(Dataset entries)
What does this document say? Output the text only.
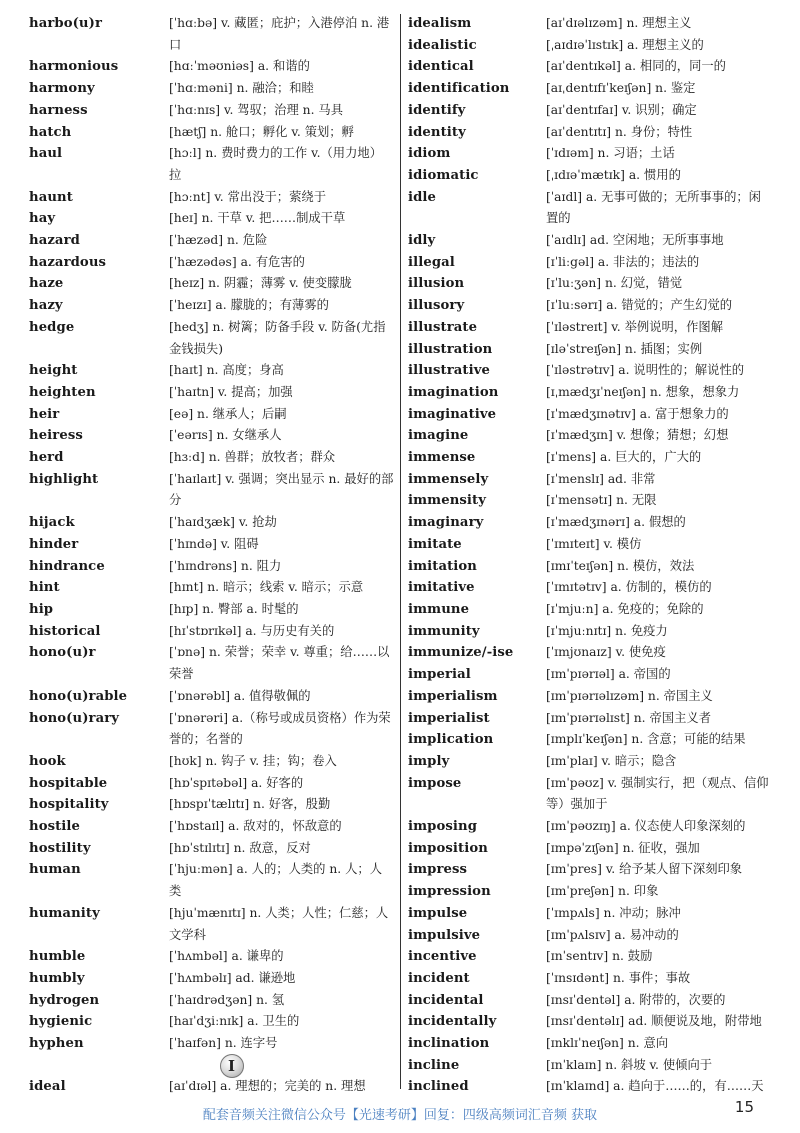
harbo(u)r	[ˈhɑːbə] v. 藏匿；庇护；入港停泊 n. 港口
harmonious	[hɑːˈməʊniəs] a. 和谐的
harmony	[ˈhɑːməni] n. 融洽；和睦
harness	[ˈhɑːnɪs] v. 驾驭；治理 n. 马具
hatch	[hætʃ] n. 舱口；孵化 v. 策划；孵
haul	[hɔːl] n. 费时费力的工作 v.（用力地）拉
haunt	[hɔːnt] v. 常出没于；萦绕于
hay	[heɪ] n. 干草 v. 把……制成干草
hazard	[ˈhæzəd] n. 危险
hazardous	[ˈhæzədəs] a. 有危害的
haze	[heɪz] n. 阴霾；薄雾 v. 使变朦胧
hazy	[ˈheɪzɪ] a. 朦胧的；有薄雾的
hedge	[hedʒ] n. 树篱；防备手段 v. 防备(尤指金钱损失)
height	[haɪt] n. 高度；身高
heighten	[ˈhaɪtn] v. 提高；加强
heir	[eə] n. 继承人；后嗣
heiress	[ˈeərɪs] n. 女继承人
herd	[hɜːd] n. 兽群；放牧者；群众
highlight	[ˈhaɪlaɪt] v. 强调；突出显示 n. 最好的部分
hijack	[ˈhaɪdʒæk] v. 抢劫
hinder	[ˈhɪndə] v. 阻碍
hindrance	[ˈhɪndrəns] n. 阻力
hint	[hɪnt] n. 暗示；线索 v. 暗示；示意
hip	[hɪp] n. 臀部 a. 时髦的
historical	[hɪˈstɒrɪkəl] a. 与历史有关的
hono(u)r	[ˈɒnə] n. 荣誉；荣幸 v. 尊重；给……以荣誉
hono(u)rable	[ˈɒnərəbl] a. 值得敬佩的
hono(u)rary	[ˈɒnərəri] a.（称号或成员资格）作为荣誉的；名誉的
hook	[hʊk] n. 钩子 v. 挂；钩；卷入
hospitable	[hɒˈspɪtəbəl] a. 好客的
hospitality	[hɒspɪˈtælɪtɪ] n. 好客，殷勤
hostile	[ˈhɒstaɪl] a. 敌对的，怀敌意的
hostility	[hɒˈstɪlɪtɪ] n. 敌意，反对
human	[ˈhjuːmən] a. 人的；人类的 n. 人；人类
humanity	[hjuˈmænɪtɪ] n. 人类；人性；仁慈；人文学科
humble	[ˈhʌmbəl] a. 谦卑的
humbly	[ˈhʌmbəlɪ] ad. 谦逊地
hydrogen	[ˈhaɪdrədʒən] n. 氢
hygienic	[haɪˈdʒiːnɪk] a. 卫生的
hyphen	[ˈhaɪfən] n. 连字号
I
ideal	[aɪˈdɪəl] a. 理想的；完美的 n. 理想
idealism	[aɪˈdɪəlɪzəm] n. 理想主义
idealistic	[ˌaɪdɪəˈlɪstɪk] a. 理想主义的
identical	[aɪˈdentɪkəl] a. 相同的，同一的
identification	[aɪˌdentɪfɪˈkeɪʃən] n. 鉴定
identify	[aɪˈdentɪfaɪ] v. 识别；确定
identity	[aɪˈdentɪtɪ] n. 身份；特性
idiom	[ˈɪdɪəm] n. 习语；土话
idiomatic	[ˌɪdɪəˈmætɪk] a. 惯用的
idle	[ˈaɪdl] a. 无事可做的；无所事事的；闲置的
idly	[ˈaɪdlɪ] ad. 空闲地；无所事事地
illegal	[ɪˈliːgəl] a. 非法的；违法的
illusion	[ɪˈluːʒən] n. 幻觉，错觉
illusory	[ɪˈluːsərɪ] a. 错觉的；产生幻觉的
illustrate	[ˈɪləstreɪt] v. 举例说明，作图解
illustration	[ɪləˈstreɪʃən] n. 插图；实例
illustrative	[ˈɪləstrətɪv] a. 说明性的；解说性的
imagination	[ɪˌmædʒɪˈneɪʃən] n. 想象，想象力
imaginative	[ɪˈmædʒɪnətɪv] a. 富于想象力的
imagine	[ɪˈmædʒɪn] v. 想像；猜想；幻想
immense	[ɪˈmens] a. 巨大的，广大的
immensely	[ɪˈmenslɪ] ad. 非常
immensity	[ɪˈmensətɪ] n. 无限
imaginary	[ɪˈmædʒɪnərɪ] a. 假想的
imitate	[ˈɪmɪteɪt] v. 模仿
imitation	[ɪmɪˈteɪʃən] n. 模仿，效法
imitative	[ˈɪmɪtətɪv] a. 仿制的，模仿的
immune	[ɪˈmjuːn] a. 免疫的；免除的
immunity	[ɪˈmjuːnɪtɪ] n. 免疫力
immunize/-ise	[ˈɪmjʊnaɪz] v. 使免疫
imperial	[ɪmˈpɪərɪəl] a. 帝国的
imperialism	[ɪmˈpɪərɪəlɪzəm] n. 帝国主义
imperialist	[ɪmˈpɪərɪəlɪst] n. 帝国主义者
implication	[ɪmplɪˈkeɪʃən] n. 含意；可能的结果
imply	[ɪmˈplaɪ] v. 暗示；隐含
impose	[ɪmˈpəʊz] v. 强制实行，把（观点、信仰等）强加于
imposing	[ɪmˈpəʊzɪŋ] a. 仪态使人印象深刻的
imposition	[ɪmpəˈzɪʃən] n. 征收，强加
impress	[ɪmˈpres] v. 给予某人留下深刻印象
impression	[ɪmˈpreʃən] n. 印象
impulse	[ˈɪmpʌls] n. 冲动；脉冲
impulsive	[ɪmˈpʌlsɪv] a. 易冲动的
incentive	[ɪnˈsentɪv] n. 鼓励
incident	[ˈɪnsɪdənt] n. 事件；事故
incidental	[ɪnsɪˈdentəl] a. 附带的，次要的
incidentally	[ɪnsɪˈdentəlɪ] ad. 顺便说及地，附带地
inclination	[ɪnklɪˈneɪʃən] n. 意向
incline	[ɪnˈklaɪn] n. 斜坡 v. 使倾向于
inclined	[ɪnˈklaɪnd] a. 趋向于……的，有……天
配套音频关注微信公众号【光速考研】回复：四级高频词汇音频 获取	15
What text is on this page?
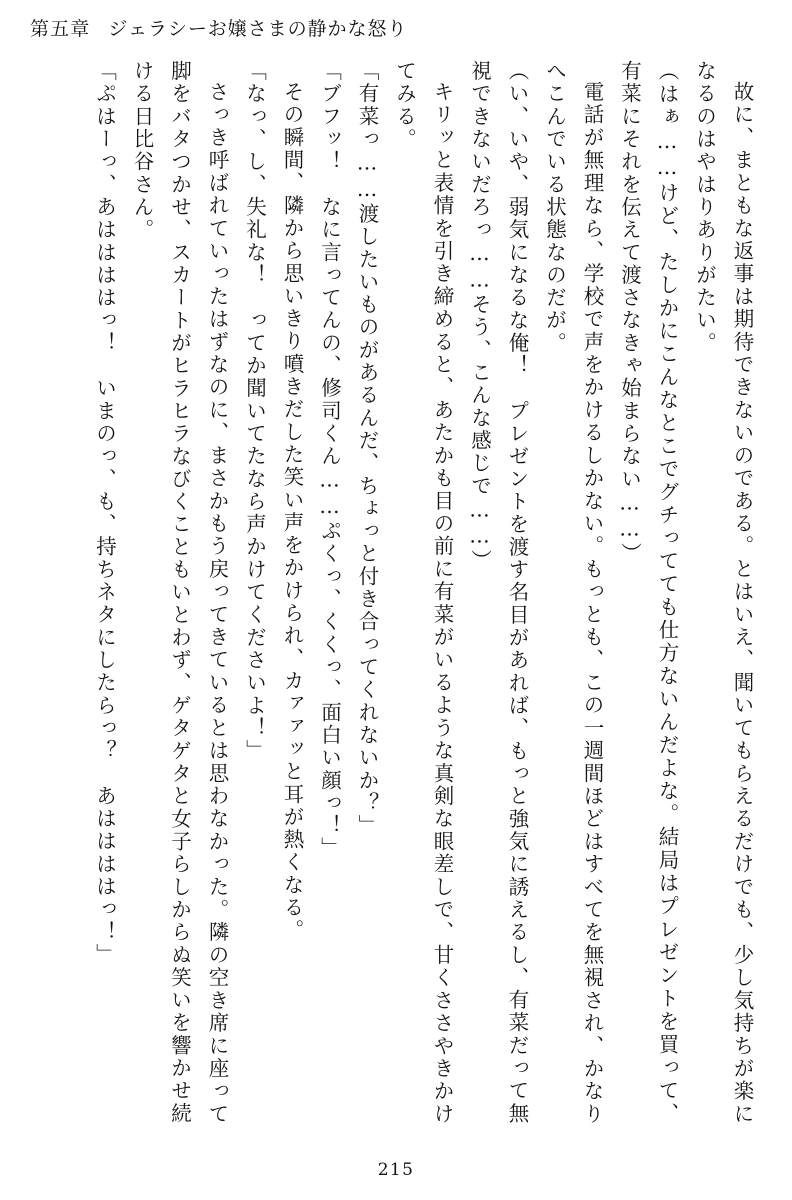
第五章 ジェラシーお嬢さまの静かな怒り

故に、まともな返事は期待できないのである。とはいえ、聞いてもらえるだけでも、少し気持ちが楽になるのはやはりありがたい。

（はぁ……けど、たしかにこんなとこでグチってても仕方ないんだよな。結局はプレゼントを買って、有菜にそれを伝えて渡さなきゃ始まらない……）

電話が無理なら、学校で声をかけるしかない。もっとも、この一週間ほどはすべてを無視され、かなりへこんでいる状態なのだが。

（い、いや、弱気になるな俺！　プレゼントを渡す名目があれば、もっと強気に誘えるし、有菜だって無視できないだろっ……そう、こんな感じで……）

キリッと表情を引き締めると、あたかも目の前に有菜がいるような真剣な眼差しで、甘くささやきかけてみる。

「有菜っ……渡したいものがあるんだ、ちょっと付き合ってくれないか？」

「ブフッ！　なに言ってんの、修司くん……ぷくっ、くくっ、面白い顔っ！」

その瞬間、隣から思いきり噴きだした笑い声をかけられ、カァァッと耳が熱くなる。

「なっ、し、失礼な！　ってか聞いてたなら声かけてくださいよ！」

さっき呼ばれていったはずなのに、まさかもう戻ってきているとは思わなかった。隣の空き席に座って脚をバタつかせ、スカートがヒラヒラなびくこともいとわず、ゲタゲタと女子らしからぬ笑いを響かせ続ける日比谷さん。

「ぷはーっ、あははははっ！　いまのっ、も、持ちネタにしたらっ？　あははははっ！」

215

WRITTEN EXERCISE —
Copy verbatim the span that opens at the line with "What text is on this page?" and closes at the final line of the listing. Do not carry over any pictures.

WRITTEN SOLUTION —
What text is on this page?
第五章 ジェラシーお嬢さまの静かな怒り

故に、まともな返事は期待できないのである。とはいえ、聞いてもらえるだけでも、少し気持ちが楽になるのはやはりありがたい。

（はぁ……けど、たしかにこんなとこでグチってても仕方ないんだよな。結局はプレゼントを買って、有菜にそれを伝えて渡さなきゃ始まらない……）

電話が無理なら、学校で声をかけるしかない。もっとも、この一週間ほどはすべてを無視され、かなりへこんでいる状態なのだが。

（い、いや、弱気になるな俺！　プレゼントを渡す名目があれば、もっと強気に誘えるし、有菜だって無視できないだろっ……そう、こんな感じで……）

キリッと表情を引き締めると、あたかも目の前に有菜がいるような真剣な眼差しで、甘くささやきかけてみる。

「有菜っ……渡したいものがあるんだ、ちょっと付き合ってくれないか？」

「ブフッ！　なに言ってんの、修司くん……ぷくっ、くくっ、面白い顔っ！」

その瞬間、隣から思いきり噴きだした笑い声をかけられ、カァァッと耳が熱くなる。

「なっ、し、失礼な！　ってか聞いてたなら声かけてくださいよ！」

さっき呼ばれていったはずなのに、まさかもう戻ってきているとは思わなかった。隣の空き席に座って脚をバタつかせ、スカートがヒラヒラなびくこともいとわず、ゲタゲタと女子らしからぬ笑いを響かせ続ける日比谷さん。

「ぷはーっ、あははははっ！　いまのっ、も、持ちネタにしたらっ？　あははははっ！」

215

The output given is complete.